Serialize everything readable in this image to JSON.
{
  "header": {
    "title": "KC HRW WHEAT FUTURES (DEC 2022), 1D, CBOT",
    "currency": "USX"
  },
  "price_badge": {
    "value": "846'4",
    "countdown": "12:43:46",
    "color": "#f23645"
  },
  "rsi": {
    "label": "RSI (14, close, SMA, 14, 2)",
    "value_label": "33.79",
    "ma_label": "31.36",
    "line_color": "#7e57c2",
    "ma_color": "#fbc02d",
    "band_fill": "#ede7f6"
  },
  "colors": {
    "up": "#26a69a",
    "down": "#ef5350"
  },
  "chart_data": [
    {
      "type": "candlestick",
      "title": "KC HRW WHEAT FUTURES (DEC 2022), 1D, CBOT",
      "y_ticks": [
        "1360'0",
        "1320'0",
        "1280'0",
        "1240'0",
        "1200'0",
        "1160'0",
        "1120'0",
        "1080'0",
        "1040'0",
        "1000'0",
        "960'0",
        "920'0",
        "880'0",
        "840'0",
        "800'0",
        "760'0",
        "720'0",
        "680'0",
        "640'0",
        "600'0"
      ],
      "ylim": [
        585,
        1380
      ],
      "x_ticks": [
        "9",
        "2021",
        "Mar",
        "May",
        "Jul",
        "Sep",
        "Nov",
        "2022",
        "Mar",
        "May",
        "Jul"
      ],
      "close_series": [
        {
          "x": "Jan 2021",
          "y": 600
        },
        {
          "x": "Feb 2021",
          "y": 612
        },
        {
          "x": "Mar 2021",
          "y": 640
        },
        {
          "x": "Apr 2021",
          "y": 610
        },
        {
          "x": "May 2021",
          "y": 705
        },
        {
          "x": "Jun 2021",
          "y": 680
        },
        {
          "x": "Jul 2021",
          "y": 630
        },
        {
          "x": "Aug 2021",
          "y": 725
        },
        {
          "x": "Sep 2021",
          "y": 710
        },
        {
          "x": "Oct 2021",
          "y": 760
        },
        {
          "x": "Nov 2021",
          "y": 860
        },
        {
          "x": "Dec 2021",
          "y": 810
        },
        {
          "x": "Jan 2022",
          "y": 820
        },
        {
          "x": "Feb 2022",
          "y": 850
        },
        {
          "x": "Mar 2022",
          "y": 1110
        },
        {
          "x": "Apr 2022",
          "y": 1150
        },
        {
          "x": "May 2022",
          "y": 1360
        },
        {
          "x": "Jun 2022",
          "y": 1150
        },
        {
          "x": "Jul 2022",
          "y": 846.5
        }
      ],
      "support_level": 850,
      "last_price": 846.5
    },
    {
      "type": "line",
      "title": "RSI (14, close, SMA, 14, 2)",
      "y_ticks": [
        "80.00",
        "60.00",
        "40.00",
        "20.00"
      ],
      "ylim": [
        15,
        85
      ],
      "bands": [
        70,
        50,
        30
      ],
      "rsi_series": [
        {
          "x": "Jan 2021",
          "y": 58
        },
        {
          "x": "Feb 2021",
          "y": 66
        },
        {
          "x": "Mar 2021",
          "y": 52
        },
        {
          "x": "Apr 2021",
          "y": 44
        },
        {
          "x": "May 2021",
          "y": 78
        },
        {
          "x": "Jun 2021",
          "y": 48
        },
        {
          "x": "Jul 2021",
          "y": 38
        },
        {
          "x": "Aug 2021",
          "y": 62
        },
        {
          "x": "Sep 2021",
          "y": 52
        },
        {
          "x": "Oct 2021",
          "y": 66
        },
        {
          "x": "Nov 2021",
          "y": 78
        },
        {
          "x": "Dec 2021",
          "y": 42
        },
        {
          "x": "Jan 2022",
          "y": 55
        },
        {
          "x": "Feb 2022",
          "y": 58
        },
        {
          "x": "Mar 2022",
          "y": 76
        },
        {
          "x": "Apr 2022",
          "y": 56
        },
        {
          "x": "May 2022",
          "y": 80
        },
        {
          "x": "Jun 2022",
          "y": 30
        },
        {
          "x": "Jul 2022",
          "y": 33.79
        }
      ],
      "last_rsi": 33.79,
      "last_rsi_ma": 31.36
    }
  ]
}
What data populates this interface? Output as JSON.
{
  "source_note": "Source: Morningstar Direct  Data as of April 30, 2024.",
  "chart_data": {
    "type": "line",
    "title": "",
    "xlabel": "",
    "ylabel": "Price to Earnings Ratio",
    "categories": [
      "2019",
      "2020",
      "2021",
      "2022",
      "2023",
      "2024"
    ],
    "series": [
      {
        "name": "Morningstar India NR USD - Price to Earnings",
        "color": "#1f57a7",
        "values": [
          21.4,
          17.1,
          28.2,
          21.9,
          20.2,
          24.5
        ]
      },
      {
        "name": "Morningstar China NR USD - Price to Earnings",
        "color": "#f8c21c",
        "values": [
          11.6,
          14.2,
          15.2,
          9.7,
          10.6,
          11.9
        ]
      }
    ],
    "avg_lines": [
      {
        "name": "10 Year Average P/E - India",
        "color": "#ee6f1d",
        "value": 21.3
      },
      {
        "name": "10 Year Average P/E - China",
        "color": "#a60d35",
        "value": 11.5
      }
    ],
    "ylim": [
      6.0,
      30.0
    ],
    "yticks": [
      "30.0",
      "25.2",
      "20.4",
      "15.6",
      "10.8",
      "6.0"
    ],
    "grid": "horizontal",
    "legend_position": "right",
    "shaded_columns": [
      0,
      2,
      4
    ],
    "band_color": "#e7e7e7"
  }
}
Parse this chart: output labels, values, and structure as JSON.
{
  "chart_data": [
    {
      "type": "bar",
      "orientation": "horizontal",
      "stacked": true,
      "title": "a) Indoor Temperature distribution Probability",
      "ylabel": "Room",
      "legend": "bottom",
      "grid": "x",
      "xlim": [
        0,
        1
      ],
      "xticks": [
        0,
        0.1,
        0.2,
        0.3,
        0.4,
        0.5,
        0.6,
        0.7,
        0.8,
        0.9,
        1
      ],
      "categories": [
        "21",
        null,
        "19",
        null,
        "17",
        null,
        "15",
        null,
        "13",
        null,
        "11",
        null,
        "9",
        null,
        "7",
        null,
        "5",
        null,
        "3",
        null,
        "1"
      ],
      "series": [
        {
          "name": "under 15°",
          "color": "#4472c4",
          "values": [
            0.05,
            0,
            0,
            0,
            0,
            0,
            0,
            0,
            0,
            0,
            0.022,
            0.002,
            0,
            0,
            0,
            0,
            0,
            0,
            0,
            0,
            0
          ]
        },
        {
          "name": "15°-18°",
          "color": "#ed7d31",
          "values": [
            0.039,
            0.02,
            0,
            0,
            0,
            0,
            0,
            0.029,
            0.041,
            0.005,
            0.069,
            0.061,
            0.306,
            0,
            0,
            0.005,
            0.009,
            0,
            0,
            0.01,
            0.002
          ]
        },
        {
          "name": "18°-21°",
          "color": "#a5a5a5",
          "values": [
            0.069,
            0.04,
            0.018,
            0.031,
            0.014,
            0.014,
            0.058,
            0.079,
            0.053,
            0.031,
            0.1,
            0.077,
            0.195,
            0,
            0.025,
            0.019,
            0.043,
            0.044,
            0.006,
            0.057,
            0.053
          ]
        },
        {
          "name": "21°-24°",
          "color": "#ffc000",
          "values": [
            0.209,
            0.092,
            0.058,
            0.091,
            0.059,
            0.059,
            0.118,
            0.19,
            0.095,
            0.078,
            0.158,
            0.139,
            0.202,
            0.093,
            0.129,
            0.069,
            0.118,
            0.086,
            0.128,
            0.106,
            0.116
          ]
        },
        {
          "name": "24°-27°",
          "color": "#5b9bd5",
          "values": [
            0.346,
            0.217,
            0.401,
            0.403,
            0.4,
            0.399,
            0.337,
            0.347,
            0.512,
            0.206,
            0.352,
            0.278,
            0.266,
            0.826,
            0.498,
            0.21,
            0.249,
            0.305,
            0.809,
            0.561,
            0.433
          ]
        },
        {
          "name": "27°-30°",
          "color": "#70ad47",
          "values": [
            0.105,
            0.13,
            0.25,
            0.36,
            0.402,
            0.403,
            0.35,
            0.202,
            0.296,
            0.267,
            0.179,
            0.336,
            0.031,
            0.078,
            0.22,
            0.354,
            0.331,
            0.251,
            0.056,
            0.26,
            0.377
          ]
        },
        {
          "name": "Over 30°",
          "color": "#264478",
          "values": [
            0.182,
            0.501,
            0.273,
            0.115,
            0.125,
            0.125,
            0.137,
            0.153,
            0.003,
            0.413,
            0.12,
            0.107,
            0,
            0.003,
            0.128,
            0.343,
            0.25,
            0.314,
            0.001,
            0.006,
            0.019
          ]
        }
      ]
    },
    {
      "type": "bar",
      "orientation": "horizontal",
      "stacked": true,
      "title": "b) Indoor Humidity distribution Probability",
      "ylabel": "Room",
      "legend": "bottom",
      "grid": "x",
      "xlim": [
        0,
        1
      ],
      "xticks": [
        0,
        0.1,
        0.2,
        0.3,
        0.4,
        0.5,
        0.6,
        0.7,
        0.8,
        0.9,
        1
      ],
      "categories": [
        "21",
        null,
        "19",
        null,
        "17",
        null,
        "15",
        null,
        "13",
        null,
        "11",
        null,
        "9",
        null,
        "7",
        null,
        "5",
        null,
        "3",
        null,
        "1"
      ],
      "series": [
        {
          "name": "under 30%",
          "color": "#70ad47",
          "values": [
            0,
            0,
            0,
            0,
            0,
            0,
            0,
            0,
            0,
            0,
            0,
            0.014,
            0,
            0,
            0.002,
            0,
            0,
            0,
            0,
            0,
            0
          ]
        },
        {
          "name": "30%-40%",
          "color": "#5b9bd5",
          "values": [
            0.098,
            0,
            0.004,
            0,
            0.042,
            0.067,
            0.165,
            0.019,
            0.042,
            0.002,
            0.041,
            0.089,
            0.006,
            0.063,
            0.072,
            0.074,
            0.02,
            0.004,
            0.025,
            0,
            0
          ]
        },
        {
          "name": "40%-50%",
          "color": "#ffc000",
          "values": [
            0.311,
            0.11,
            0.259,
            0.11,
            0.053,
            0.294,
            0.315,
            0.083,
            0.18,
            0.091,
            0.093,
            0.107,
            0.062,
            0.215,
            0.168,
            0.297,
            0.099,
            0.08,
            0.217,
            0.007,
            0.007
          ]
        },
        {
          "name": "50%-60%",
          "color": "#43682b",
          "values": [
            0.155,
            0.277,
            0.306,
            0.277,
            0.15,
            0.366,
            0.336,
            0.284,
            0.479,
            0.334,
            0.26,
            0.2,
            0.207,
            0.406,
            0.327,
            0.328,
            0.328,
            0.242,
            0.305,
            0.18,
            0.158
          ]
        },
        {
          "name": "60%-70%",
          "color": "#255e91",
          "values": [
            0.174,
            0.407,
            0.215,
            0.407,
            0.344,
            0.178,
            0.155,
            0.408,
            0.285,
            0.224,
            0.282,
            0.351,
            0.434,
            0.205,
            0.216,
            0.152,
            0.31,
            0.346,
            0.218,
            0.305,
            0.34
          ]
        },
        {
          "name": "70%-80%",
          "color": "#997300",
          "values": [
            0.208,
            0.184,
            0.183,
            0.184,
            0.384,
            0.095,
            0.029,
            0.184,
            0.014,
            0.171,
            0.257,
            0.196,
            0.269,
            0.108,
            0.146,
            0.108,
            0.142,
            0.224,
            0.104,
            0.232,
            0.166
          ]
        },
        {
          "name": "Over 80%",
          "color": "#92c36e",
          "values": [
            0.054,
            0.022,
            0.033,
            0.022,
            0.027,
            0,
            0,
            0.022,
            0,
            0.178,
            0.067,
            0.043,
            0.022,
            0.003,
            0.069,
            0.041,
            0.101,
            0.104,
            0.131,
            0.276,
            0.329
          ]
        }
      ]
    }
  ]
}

Instructions to follow
Identify how many lines in the entries above include the string "WHEAT", then state that number alone.

Written answer
2